▶ **Task data**
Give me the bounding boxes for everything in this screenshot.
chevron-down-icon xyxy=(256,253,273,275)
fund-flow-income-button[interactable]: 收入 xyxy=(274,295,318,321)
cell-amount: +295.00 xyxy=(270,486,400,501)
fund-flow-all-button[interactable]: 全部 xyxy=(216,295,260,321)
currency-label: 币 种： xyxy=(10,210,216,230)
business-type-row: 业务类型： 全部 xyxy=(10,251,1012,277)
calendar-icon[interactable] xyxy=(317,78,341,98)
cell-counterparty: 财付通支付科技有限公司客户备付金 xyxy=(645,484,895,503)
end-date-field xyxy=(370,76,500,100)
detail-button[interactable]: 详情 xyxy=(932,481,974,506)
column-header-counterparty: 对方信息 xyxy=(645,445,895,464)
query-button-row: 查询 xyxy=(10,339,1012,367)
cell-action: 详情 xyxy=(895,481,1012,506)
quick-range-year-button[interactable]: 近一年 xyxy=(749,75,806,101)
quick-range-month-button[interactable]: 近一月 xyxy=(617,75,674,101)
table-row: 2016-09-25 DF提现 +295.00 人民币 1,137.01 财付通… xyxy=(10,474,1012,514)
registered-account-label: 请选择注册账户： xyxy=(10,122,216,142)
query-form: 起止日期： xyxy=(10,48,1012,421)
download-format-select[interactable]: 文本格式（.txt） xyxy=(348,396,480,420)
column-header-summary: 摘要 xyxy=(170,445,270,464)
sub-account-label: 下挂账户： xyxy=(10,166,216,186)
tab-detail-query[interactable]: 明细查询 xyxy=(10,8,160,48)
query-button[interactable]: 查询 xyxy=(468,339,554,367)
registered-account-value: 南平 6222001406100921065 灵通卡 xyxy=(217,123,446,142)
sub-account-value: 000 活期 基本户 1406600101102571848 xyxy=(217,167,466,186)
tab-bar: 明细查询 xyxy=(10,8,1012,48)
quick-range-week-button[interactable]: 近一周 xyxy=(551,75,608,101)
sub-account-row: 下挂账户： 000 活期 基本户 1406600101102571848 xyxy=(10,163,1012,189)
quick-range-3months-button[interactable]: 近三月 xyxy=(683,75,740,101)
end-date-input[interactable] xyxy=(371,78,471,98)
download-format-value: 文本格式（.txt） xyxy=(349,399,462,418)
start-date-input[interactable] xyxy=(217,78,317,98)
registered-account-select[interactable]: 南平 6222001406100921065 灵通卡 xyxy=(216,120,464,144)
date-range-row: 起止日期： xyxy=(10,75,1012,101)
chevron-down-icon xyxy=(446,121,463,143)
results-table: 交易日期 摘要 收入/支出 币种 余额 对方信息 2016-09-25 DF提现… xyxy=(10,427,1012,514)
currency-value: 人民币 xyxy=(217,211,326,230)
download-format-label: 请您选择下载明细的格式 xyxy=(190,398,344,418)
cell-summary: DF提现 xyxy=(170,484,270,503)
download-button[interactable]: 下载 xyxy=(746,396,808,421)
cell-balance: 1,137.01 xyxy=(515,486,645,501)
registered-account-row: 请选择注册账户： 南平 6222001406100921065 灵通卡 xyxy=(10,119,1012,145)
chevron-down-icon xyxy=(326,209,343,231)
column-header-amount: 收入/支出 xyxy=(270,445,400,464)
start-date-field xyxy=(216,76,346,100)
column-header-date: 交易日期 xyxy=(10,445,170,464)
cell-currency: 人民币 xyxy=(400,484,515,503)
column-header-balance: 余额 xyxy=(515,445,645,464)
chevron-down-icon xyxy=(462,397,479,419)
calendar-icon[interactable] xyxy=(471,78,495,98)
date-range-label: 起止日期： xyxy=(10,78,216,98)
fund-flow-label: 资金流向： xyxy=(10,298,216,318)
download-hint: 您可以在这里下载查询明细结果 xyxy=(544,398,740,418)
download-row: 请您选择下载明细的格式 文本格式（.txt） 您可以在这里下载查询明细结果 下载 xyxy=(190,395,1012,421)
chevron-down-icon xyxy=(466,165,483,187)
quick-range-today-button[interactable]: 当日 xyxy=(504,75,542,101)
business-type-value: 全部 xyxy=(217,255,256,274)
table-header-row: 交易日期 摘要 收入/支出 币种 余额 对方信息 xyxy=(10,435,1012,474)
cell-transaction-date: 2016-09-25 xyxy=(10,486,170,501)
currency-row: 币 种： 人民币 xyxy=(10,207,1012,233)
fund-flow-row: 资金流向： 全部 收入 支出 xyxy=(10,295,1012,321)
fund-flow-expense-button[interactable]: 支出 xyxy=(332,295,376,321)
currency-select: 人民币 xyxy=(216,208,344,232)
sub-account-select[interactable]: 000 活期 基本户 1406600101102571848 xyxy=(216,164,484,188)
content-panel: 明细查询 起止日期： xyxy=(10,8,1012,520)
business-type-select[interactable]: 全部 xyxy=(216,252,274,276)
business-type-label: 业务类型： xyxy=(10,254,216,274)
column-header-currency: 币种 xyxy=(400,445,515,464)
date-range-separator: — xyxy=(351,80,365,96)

▶ **Problem**
Convert the data, from its first line through the line containing "currency-label: 币 种： xyxy=(10,210,216,230)", into a Markdown table with the columns Row and Data line, leaving out any blank lines.

▶ **Solution to this problem**
| Row | Data line |
|---|---|
| 1 | Give me the bounding boxes for everything in this screenshot. |
| 2 | chevron-down-icon xyxy=(256,253,273,275) |
| 3 | fund-flow-income-button[interactable]: 收入 xyxy=(274,295,318,321) |
| 4 | cell-amount: +295.00 xyxy=(270,486,400,501) |
| 5 | fund-flow-all-button[interactable]: 全部 xyxy=(216,295,260,321) |
| 6 | currency-label: 币 种： xyxy=(10,210,216,230) |